**Short problem**
Transcribe the records below in full; pictures stay out of the copy.
___ Data rows ___
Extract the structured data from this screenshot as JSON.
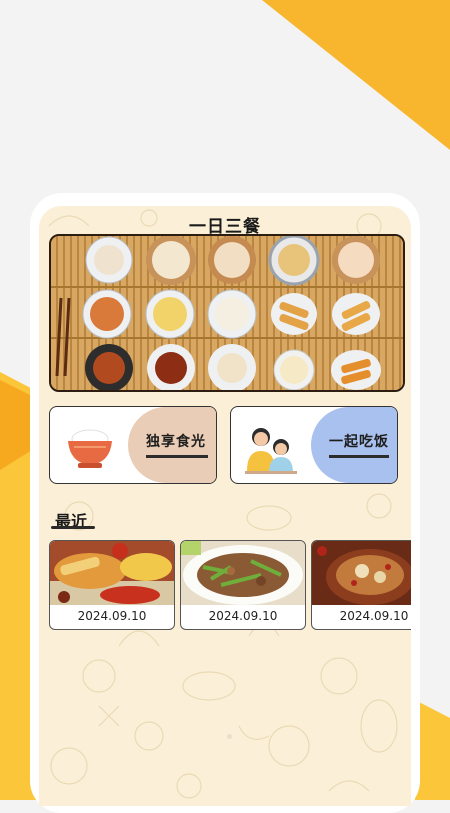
{
  "colors": {
    "accent_yellow": "#f8b62f",
    "screen_bg": "#fbf0d7",
    "solo_panel": "#e9cdb7",
    "together_panel": "#a8c1ee",
    "banner_frame": "#2c1d10"
  },
  "header": {
    "title": "一日三餐"
  },
  "banner": {
    "image": "bamboo-mat-dishes"
  },
  "cards": [
    {
      "label": "独享食光",
      "icon": "rice-bowl-icon"
    },
    {
      "label": "一起吃饭",
      "icon": "family-icon"
    }
  ],
  "recent": {
    "title": "最近",
    "items": [
      {
        "date": "2024.09.10",
        "image": "chinese-feast-photo"
      },
      {
        "date": "2024.09.10",
        "image": "stir-fried-meat-photo"
      },
      {
        "date": "2024.09.10",
        "image": "soup-pot-photo"
      }
    ]
  }
}
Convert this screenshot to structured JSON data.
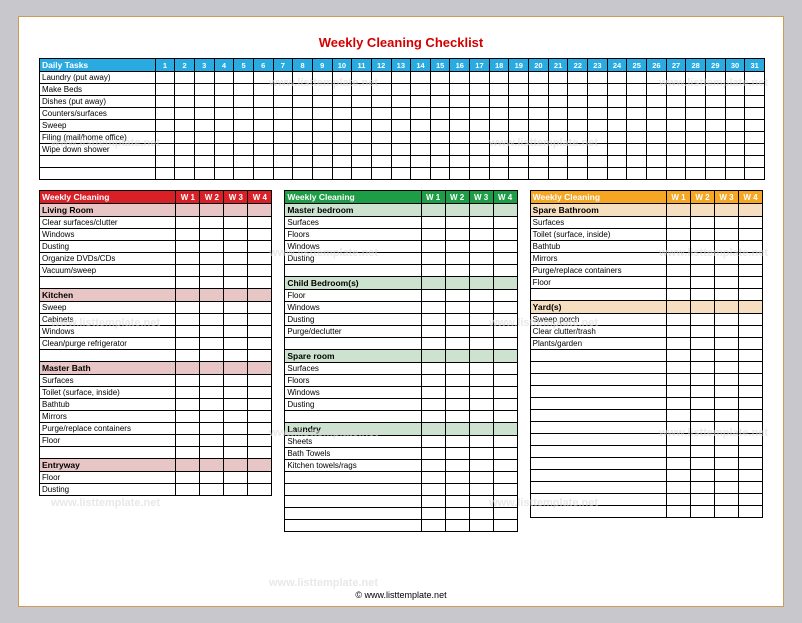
{
  "title": "Weekly Cleaning Checklist",
  "footer": "© www.listtemplate.net",
  "watermark": "www.listtemplate.net",
  "daily": {
    "header": "Daily Tasks",
    "days": [
      "1",
      "2",
      "3",
      "4",
      "5",
      "6",
      "7",
      "8",
      "9",
      "10",
      "11",
      "12",
      "13",
      "14",
      "15",
      "16",
      "17",
      "18",
      "19",
      "20",
      "21",
      "22",
      "23",
      "24",
      "25",
      "26",
      "27",
      "28",
      "29",
      "30",
      "31"
    ],
    "tasks": [
      "Laundry (put away)",
      "Make Beds",
      "Dishes (put away)",
      "Counters/surfaces",
      "Sweep",
      "Filing (mail/home office)",
      "Wipe down shower"
    ],
    "blank_rows": 2
  },
  "columns": [
    {
      "color": "red",
      "header": "Weekly Cleaning",
      "weeks": [
        "W 1",
        "W 2",
        "W 3",
        "W 4"
      ],
      "sections": [
        {
          "title": "Living Room",
          "items": [
            "Clear surfaces/clutter",
            "Windows",
            "Dusting",
            "Organize DVDs/CDs",
            "Vacuum/sweep"
          ]
        },
        {
          "title": "Kitchen",
          "items": [
            "Sweep",
            "Cabinets",
            "Windows",
            "Clean/purge refrigerator"
          ]
        },
        {
          "title": "Master Bath",
          "items": [
            "Surfaces",
            "Toilet (surface, inside)",
            "Bathtub",
            "Mirrors",
            "Purge/replace containers",
            "Floor"
          ]
        },
        {
          "title": "Entryway",
          "items": [
            "Floor",
            "Dusting"
          ]
        }
      ],
      "trailing_blank": 0
    },
    {
      "color": "green",
      "header": "Weekly Cleaning",
      "weeks": [
        "W 1",
        "W 2",
        "W 3",
        "W 4"
      ],
      "sections": [
        {
          "title": "Master bedroom",
          "items": [
            "Surfaces",
            "Floors",
            "Windows",
            "Dusting"
          ]
        },
        {
          "title": "Child Bedroom(s)",
          "items": [
            "Floor",
            "Windows",
            "Dusting",
            "Purge/declutter"
          ]
        },
        {
          "title": "Spare room",
          "items": [
            "Surfaces",
            "Floors",
            "Windows",
            "Dusting"
          ]
        },
        {
          "title": "Laundry",
          "items": [
            "Sheets",
            "Bath Towels",
            "Kitchen towels/rags"
          ]
        }
      ],
      "trailing_blank": 5
    },
    {
      "color": "orange",
      "header": "Weekly Cleaning",
      "weeks": [
        "W 1",
        "W 2",
        "W 3",
        "W 4"
      ],
      "sections": [
        {
          "title": "Spare Bathroom",
          "items": [
            "Surfaces",
            "Toilet (surface, inside)",
            "Bathtub",
            "Mirrors",
            "Purge/replace containers",
            "Floor"
          ]
        },
        {
          "title": "Yard(s)",
          "items": [
            "Sweep porch",
            "Clear clutter/trash",
            "Plants/garden"
          ]
        }
      ],
      "trailing_blank": 14
    }
  ]
}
___
**Written reply**
Extract the structured data from this screenshot as JSON.
{
  "colors": {
    "accent_yellow": "#f8b62f",
    "screen_bg": "#fbf0d7",
    "solo_panel": "#e9cdb7",
    "together_panel": "#a8c1ee",
    "banner_frame": "#2c1d10"
  },
  "header": {
    "title": "一日三餐"
  },
  "banner": {
    "image": "bamboo-mat-dishes"
  },
  "cards": [
    {
      "label": "独享食光",
      "icon": "rice-bowl-icon"
    },
    {
      "label": "一起吃饭",
      "icon": "family-icon"
    }
  ],
  "recent": {
    "title": "最近",
    "items": [
      {
        "date": "2024.09.10",
        "image": "chinese-feast-photo"
      },
      {
        "date": "2024.09.10",
        "image": "stir-fried-meat-photo"
      },
      {
        "date": "2024.09.10",
        "image": "soup-pot-photo"
      }
    ]
  }
}
Convert this screenshot to structured JSON data.
{
  "title": "Weekly Cleaning Checklist",
  "footer": "© www.listtemplate.net",
  "watermark": "www.listtemplate.net",
  "daily": {
    "header": "Daily Tasks",
    "days": [
      "1",
      "2",
      "3",
      "4",
      "5",
      "6",
      "7",
      "8",
      "9",
      "10",
      "11",
      "12",
      "13",
      "14",
      "15",
      "16",
      "17",
      "18",
      "19",
      "20",
      "21",
      "22",
      "23",
      "24",
      "25",
      "26",
      "27",
      "28",
      "29",
      "30",
      "31"
    ],
    "tasks": [
      "Laundry (put away)",
      "Make Beds",
      "Dishes (put away)",
      "Counters/surfaces",
      "Sweep",
      "Filing (mail/home office)",
      "Wipe down shower"
    ],
    "blank_rows": 2
  },
  "columns": [
    {
      "color": "red",
      "header": "Weekly Cleaning",
      "weeks": [
        "W 1",
        "W 2",
        "W 3",
        "W 4"
      ],
      "sections": [
        {
          "title": "Living Room",
          "items": [
            "Clear surfaces/clutter",
            "Windows",
            "Dusting",
            "Organize DVDs/CDs",
            "Vacuum/sweep"
          ]
        },
        {
          "title": "Kitchen",
          "items": [
            "Sweep",
            "Cabinets",
            "Windows",
            "Clean/purge refrigerator"
          ]
        },
        {
          "title": "Master Bath",
          "items": [
            "Surfaces",
            "Toilet (surface, inside)",
            "Bathtub",
            "Mirrors",
            "Purge/replace containers",
            "Floor"
          ]
        },
        {
          "title": "Entryway",
          "items": [
            "Floor",
            "Dusting"
          ]
        }
      ],
      "trailing_blank": 0
    },
    {
      "color": "green",
      "header": "Weekly Cleaning",
      "weeks": [
        "W 1",
        "W 2",
        "W 3",
        "W 4"
      ],
      "sections": [
        {
          "title": "Master bedroom",
          "items": [
            "Surfaces",
            "Floors",
            "Windows",
            "Dusting"
          ]
        },
        {
          "title": "Child Bedroom(s)",
          "items": [
            "Floor",
            "Windows",
            "Dusting",
            "Purge/declutter"
          ]
        },
        {
          "title": "Spare room",
          "items": [
            "Surfaces",
            "Floors",
            "Windows",
            "Dusting"
          ]
        },
        {
          "title": "Laundry",
          "items": [
            "Sheets",
            "Bath Towels",
            "Kitchen towels/rags"
          ]
        }
      ],
      "trailing_blank": 5
    },
    {
      "color": "orange",
      "header": "Weekly Cleaning",
      "weeks": [
        "W 1",
        "W 2",
        "W 3",
        "W 4"
      ],
      "sections": [
        {
          "title": "Spare Bathroom",
          "items": [
            "Surfaces",
            "Toilet (surface, inside)",
            "Bathtub",
            "Mirrors",
            "Purge/replace containers",
            "Floor"
          ]
        },
        {
          "title": "Yard(s)",
          "items": [
            "Sweep porch",
            "Clear clutter/trash",
            "Plants/garden"
          ]
        }
      ],
      "trailing_blank": 14
    }
  ]
}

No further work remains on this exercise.